Rows from a dataset:
▬▬▬

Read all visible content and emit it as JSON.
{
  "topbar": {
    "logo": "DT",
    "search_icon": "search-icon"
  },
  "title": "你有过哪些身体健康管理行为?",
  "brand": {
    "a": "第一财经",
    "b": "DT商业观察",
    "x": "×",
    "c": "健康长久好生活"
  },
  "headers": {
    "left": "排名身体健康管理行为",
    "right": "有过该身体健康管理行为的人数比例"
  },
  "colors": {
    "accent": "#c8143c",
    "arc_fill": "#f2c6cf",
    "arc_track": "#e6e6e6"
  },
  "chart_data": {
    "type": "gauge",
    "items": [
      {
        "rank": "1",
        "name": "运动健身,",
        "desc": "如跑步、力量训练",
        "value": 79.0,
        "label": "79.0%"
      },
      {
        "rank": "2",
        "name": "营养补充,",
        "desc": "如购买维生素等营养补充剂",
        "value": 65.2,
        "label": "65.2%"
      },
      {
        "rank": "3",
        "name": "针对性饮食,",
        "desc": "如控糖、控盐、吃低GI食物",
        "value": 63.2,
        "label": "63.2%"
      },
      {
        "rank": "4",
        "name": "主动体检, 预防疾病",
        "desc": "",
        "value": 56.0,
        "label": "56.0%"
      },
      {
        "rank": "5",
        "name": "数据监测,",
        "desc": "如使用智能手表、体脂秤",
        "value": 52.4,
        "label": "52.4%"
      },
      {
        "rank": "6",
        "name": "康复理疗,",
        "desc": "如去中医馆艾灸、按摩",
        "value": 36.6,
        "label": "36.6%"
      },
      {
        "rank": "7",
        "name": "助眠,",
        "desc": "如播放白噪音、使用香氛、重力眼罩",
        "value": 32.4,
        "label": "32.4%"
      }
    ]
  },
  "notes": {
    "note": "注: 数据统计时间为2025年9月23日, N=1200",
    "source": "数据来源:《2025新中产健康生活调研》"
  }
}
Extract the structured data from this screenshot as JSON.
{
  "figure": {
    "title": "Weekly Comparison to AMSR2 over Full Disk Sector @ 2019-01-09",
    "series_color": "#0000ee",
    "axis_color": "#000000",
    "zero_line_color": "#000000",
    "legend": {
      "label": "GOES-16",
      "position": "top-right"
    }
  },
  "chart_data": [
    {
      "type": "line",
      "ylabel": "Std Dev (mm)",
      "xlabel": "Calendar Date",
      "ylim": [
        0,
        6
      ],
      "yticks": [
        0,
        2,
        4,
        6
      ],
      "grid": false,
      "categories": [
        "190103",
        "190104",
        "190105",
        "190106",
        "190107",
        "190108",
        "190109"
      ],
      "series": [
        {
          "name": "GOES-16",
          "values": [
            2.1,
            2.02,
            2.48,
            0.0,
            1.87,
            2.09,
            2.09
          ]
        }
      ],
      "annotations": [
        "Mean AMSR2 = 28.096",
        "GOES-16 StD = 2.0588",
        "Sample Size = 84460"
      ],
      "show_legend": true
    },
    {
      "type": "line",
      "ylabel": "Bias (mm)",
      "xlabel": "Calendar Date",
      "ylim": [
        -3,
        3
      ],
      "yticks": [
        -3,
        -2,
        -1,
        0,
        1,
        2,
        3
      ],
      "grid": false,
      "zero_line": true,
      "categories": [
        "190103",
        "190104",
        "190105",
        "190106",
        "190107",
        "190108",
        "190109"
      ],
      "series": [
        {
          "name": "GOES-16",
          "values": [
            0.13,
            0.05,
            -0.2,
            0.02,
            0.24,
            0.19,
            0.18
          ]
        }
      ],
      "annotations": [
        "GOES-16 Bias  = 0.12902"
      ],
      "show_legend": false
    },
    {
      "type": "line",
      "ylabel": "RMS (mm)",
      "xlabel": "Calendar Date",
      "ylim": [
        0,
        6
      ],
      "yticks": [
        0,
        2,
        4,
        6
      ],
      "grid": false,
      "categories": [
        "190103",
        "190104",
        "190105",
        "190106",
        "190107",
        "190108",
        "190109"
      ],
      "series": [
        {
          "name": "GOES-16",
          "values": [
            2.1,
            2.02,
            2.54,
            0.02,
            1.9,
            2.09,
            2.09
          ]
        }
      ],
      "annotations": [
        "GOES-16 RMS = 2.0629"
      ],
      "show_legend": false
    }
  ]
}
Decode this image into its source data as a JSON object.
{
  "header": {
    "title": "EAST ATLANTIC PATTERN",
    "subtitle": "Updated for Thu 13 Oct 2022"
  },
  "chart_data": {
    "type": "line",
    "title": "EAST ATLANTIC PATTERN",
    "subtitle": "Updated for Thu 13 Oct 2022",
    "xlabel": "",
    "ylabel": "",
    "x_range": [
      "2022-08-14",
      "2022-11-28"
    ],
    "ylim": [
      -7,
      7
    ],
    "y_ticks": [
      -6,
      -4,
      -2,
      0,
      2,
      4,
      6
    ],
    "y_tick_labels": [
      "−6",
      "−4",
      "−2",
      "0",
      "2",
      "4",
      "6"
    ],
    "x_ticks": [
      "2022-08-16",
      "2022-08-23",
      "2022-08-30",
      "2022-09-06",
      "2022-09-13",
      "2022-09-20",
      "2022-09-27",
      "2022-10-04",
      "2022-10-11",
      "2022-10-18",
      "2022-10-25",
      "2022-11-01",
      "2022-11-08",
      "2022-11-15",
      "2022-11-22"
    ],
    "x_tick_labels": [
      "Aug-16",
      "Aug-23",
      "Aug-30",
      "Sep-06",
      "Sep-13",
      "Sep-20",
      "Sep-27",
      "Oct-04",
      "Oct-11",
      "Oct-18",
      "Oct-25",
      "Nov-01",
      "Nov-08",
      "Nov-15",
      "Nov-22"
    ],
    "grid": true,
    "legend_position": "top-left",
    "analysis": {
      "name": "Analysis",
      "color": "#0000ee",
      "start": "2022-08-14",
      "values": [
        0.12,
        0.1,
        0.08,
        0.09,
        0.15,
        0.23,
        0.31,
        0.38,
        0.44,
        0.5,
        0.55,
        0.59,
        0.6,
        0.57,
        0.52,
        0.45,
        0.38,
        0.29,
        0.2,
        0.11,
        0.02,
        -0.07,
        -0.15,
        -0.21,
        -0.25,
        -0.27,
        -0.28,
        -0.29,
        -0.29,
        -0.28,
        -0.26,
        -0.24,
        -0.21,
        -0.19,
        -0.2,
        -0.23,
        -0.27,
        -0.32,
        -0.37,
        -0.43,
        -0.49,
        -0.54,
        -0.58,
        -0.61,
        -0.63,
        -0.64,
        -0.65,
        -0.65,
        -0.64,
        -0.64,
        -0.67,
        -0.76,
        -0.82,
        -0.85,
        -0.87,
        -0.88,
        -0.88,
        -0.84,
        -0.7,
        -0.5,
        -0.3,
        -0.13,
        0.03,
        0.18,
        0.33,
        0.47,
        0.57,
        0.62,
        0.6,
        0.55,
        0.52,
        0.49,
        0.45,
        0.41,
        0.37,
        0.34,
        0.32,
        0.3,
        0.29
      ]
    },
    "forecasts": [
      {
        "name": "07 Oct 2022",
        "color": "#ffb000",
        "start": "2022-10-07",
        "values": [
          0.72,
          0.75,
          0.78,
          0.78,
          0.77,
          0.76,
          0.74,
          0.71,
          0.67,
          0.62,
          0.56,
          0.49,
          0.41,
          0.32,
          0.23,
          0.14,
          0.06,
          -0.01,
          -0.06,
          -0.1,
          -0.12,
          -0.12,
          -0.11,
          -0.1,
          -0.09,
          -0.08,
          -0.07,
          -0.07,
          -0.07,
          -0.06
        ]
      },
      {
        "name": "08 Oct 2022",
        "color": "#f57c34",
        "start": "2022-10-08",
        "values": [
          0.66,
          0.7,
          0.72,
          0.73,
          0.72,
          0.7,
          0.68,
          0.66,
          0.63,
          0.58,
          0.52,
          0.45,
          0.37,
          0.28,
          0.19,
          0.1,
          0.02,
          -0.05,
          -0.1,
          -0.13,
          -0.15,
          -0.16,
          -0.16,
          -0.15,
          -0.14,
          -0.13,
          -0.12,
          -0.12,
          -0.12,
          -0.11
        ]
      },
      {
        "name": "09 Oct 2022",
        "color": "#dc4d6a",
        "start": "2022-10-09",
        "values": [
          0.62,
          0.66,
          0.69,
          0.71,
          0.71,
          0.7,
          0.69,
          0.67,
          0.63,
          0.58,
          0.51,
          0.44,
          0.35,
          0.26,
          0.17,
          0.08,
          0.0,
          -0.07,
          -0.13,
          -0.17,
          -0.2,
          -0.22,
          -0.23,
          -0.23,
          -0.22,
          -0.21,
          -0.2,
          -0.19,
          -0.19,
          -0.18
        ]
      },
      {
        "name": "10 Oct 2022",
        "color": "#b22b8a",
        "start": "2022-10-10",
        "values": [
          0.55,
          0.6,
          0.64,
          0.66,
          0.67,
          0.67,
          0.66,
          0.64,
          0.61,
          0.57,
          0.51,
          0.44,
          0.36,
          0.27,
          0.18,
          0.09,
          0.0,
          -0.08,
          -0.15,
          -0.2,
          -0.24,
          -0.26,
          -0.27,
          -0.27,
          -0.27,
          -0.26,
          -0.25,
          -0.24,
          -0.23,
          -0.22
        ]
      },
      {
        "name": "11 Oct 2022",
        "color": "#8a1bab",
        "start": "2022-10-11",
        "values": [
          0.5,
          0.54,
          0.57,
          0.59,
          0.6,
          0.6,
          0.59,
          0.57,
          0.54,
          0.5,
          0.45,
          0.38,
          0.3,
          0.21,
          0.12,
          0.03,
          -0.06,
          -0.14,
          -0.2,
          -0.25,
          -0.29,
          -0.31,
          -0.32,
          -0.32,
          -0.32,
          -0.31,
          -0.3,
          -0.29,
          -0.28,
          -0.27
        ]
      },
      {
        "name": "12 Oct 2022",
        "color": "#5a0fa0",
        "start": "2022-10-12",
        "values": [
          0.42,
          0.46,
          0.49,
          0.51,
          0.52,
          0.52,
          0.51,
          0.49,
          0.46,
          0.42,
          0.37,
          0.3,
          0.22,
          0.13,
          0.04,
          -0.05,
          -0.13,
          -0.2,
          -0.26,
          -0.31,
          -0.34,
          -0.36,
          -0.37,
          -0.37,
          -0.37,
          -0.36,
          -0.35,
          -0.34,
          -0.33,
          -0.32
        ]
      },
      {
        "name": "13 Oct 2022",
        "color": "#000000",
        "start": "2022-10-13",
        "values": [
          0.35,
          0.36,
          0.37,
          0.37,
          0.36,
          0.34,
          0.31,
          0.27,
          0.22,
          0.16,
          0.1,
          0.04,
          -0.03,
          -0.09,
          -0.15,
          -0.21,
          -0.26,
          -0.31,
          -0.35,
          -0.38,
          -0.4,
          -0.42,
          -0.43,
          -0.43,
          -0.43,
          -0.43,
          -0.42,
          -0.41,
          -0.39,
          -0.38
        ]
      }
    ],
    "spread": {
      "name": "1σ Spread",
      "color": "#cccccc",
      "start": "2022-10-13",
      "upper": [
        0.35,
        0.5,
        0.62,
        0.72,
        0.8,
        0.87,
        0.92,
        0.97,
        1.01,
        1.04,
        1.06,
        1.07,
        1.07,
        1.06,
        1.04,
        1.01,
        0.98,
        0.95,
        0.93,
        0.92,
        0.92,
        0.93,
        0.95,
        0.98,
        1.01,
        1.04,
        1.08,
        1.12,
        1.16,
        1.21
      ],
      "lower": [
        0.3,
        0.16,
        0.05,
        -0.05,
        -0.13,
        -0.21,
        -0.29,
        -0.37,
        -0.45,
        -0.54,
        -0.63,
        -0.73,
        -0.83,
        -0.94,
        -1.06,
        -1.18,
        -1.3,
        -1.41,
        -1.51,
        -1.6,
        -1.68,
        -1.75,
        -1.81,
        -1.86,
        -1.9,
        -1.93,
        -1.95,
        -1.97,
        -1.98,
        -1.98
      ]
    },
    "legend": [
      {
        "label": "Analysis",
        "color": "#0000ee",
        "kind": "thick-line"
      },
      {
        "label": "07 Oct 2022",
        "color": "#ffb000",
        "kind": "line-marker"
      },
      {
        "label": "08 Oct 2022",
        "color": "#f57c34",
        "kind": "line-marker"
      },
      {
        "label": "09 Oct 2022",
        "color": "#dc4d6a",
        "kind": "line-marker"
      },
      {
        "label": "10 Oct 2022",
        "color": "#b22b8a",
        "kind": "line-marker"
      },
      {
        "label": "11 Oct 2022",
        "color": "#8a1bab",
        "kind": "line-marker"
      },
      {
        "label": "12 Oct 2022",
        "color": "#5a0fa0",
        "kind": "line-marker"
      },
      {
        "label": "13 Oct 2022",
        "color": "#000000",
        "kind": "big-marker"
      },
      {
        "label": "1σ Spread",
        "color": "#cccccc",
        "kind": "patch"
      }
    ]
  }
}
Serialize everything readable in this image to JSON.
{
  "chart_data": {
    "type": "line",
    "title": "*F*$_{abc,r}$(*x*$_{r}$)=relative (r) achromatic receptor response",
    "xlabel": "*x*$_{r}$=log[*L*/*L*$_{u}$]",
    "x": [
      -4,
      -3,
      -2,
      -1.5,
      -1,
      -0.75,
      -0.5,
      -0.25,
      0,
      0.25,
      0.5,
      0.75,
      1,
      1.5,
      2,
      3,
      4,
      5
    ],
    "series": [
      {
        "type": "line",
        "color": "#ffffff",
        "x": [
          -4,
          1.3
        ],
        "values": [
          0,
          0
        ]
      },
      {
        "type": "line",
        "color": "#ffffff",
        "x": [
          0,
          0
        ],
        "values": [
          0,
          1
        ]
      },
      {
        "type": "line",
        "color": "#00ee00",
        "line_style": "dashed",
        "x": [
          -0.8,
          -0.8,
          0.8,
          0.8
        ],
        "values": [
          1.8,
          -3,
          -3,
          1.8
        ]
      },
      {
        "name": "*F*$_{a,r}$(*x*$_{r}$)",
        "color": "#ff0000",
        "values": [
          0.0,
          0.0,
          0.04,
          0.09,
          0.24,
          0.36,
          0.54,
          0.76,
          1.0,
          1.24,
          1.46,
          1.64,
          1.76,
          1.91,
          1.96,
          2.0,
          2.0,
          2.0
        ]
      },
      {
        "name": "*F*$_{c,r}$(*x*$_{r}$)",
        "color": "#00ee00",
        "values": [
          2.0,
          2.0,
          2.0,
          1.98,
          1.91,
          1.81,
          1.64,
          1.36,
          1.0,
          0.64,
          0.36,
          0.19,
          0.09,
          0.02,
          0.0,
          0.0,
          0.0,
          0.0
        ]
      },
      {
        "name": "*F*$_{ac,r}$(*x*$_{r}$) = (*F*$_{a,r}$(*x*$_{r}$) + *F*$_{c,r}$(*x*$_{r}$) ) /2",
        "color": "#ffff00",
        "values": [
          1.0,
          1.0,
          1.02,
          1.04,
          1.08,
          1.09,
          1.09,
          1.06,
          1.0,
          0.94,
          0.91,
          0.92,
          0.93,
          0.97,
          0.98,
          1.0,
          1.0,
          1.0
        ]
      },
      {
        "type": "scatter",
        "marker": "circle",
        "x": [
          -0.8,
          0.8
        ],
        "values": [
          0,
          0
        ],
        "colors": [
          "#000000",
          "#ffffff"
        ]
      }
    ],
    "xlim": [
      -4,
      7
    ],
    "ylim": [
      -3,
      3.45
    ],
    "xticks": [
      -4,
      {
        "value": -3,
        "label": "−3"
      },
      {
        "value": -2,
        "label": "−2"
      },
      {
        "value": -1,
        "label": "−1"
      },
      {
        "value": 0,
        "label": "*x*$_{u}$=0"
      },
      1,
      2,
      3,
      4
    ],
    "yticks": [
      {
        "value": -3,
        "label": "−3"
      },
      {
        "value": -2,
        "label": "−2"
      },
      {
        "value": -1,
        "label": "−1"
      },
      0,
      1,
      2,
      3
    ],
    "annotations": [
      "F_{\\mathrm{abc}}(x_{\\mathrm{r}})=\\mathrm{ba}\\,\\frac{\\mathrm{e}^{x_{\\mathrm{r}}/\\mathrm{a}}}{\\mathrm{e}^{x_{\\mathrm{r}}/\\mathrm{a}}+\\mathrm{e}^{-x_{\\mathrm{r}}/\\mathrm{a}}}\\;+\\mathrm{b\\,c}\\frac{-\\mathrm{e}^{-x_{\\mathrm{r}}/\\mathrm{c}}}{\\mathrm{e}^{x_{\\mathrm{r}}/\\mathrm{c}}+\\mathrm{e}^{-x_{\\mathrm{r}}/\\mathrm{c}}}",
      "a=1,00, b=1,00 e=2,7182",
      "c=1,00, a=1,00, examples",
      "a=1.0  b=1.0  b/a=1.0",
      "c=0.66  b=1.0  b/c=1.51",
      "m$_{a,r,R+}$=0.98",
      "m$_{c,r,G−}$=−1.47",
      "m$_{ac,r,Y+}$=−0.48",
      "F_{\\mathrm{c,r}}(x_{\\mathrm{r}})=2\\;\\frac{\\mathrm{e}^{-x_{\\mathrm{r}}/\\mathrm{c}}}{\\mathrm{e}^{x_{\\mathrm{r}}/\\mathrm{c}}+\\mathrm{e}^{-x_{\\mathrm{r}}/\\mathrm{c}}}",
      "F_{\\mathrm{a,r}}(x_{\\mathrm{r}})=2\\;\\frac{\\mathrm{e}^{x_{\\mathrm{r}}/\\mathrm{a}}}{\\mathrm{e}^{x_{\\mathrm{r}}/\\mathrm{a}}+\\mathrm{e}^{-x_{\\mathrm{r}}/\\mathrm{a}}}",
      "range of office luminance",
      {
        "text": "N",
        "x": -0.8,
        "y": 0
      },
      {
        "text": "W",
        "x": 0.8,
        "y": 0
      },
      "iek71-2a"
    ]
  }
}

▬▬▬

_EXERCISE GOAL_
Only the number is needed here: how many lines of the records contain "GOES"?

_REPLY TO THE TASK_
7